* **Your objective**
Each line of the material must be returned exactly.

* **Records**
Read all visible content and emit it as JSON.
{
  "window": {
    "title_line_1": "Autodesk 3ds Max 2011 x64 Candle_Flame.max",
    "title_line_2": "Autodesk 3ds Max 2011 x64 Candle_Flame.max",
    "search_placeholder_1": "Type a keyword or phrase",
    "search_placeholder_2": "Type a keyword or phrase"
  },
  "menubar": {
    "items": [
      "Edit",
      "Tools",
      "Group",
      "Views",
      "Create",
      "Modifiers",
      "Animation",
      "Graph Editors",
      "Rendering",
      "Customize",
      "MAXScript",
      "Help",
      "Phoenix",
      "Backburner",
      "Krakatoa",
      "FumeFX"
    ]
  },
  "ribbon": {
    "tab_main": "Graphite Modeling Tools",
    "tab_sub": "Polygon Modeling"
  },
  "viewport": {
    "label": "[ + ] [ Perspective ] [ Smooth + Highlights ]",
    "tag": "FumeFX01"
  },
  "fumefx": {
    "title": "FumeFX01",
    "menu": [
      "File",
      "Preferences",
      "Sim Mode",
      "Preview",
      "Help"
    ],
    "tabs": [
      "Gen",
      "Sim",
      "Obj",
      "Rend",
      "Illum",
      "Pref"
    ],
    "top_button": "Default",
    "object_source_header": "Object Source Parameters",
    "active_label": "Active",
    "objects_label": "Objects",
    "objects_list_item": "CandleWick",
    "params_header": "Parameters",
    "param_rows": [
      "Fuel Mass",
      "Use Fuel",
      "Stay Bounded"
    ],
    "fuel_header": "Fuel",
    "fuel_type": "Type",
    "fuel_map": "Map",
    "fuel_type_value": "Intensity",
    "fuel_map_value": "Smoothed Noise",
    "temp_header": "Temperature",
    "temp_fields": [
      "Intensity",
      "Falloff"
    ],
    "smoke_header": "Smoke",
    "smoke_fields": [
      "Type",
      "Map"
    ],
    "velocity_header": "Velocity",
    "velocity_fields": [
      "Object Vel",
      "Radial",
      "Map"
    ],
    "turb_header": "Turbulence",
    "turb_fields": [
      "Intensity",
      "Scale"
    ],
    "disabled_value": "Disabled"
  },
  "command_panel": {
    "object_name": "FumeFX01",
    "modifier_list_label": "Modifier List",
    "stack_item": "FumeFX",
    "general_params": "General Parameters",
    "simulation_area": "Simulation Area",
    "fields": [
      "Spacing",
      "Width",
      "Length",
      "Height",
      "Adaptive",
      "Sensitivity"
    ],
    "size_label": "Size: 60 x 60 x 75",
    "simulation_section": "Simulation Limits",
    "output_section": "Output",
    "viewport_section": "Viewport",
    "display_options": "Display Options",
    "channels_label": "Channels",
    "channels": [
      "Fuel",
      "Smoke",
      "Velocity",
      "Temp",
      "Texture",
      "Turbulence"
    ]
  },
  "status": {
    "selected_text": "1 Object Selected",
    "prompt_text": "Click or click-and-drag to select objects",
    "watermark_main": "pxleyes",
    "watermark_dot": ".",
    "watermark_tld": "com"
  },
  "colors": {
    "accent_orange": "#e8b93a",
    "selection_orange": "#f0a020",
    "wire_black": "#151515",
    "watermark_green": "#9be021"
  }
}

* **Solution**
Read all visible content and emit it as JSON.
{
  "window": {
    "title_line_1": "Autodesk 3ds Max 2011 x64 Candle_Flame.max",
    "title_line_2": "Autodesk 3ds Max 2011 x64 Candle_Flame.max",
    "search_placeholder_1": "Type a keyword or phrase",
    "search_placeholder_2": "Type a keyword or phrase"
  },
  "menubar": {
    "items": [
      "Edit",
      "Tools",
      "Group",
      "Views",
      "Create",
      "Modifiers",
      "Animation",
      "Graph Editors",
      "Rendering",
      "Customize",
      "MAXScript",
      "Help",
      "Phoenix",
      "Backburner",
      "Krakatoa",
      "FumeFX"
    ]
  },
  "ribbon": {
    "tab_main": "Graphite Modeling Tools",
    "tab_sub": "Polygon Modeling"
  },
  "viewport": {
    "label": "[ + ] [ Perspective ] [ Smooth + Highlights ]",
    "tag": "FumeFX01"
  },
  "fumefx": {
    "title": "FumeFX01",
    "menu": [
      "File",
      "Preferences",
      "Sim Mode",
      "Preview",
      "Help"
    ],
    "tabs": [
      "Gen",
      "Sim",
      "Obj",
      "Rend",
      "Illum",
      "Pref"
    ],
    "top_button": "Default",
    "object_source_header": "Object Source Parameters",
    "active_label": "Active",
    "objects_label": "Objects",
    "objects_list_item": "CandleWick",
    "params_header": "Parameters",
    "param_rows": [
      "Fuel Mass",
      "Use Fuel",
      "Stay Bounded"
    ],
    "fuel_header": "Fuel",
    "fuel_type": "Type",
    "fuel_map": "Map",
    "fuel_type_value": "Intensity",
    "fuel_map_value": "Smoothed Noise",
    "temp_header": "Temperature",
    "temp_fields": [
      "Intensity",
      "Falloff"
    ],
    "smoke_header": "Smoke",
    "smoke_fields": [
      "Type",
      "Map"
    ],
    "velocity_header": "Velocity",
    "velocity_fields": [
      "Object Vel",
      "Radial",
      "Map"
    ],
    "turb_header": "Turbulence",
    "turb_fields": [
      "Intensity",
      "Scale"
    ],
    "disabled_value": "Disabled"
  },
  "command_panel": {
    "object_name": "FumeFX01",
    "modifier_list_label": "Modifier List",
    "stack_item": "FumeFX",
    "general_params": "General Parameters",
    "simulation_area": "Simulation Area",
    "fields": [
      "Spacing",
      "Width",
      "Length",
      "Height",
      "Adaptive",
      "Sensitivity"
    ],
    "size_label": "Size: 60 x 60 x 75",
    "simulation_section": "Simulation Limits",
    "output_section": "Output",
    "viewport_section": "Viewport",
    "display_options": "Display Options",
    "channels_label": "Channels",
    "channels": [
      "Fuel",
      "Smoke",
      "Velocity",
      "Temp",
      "Texture",
      "Turbulence"
    ]
  },
  "status": {
    "selected_text": "1 Object Selected",
    "prompt_text": "Click or click-and-drag to select objects",
    "watermark_main": "pxleyes",
    "watermark_dot": ".",
    "watermark_tld": "com"
  },
  "colors": {
    "accent_orange": "#e8b93a",
    "selection_orange": "#f0a020",
    "wire_black": "#151515",
    "watermark_green": "#9be021"
  }
}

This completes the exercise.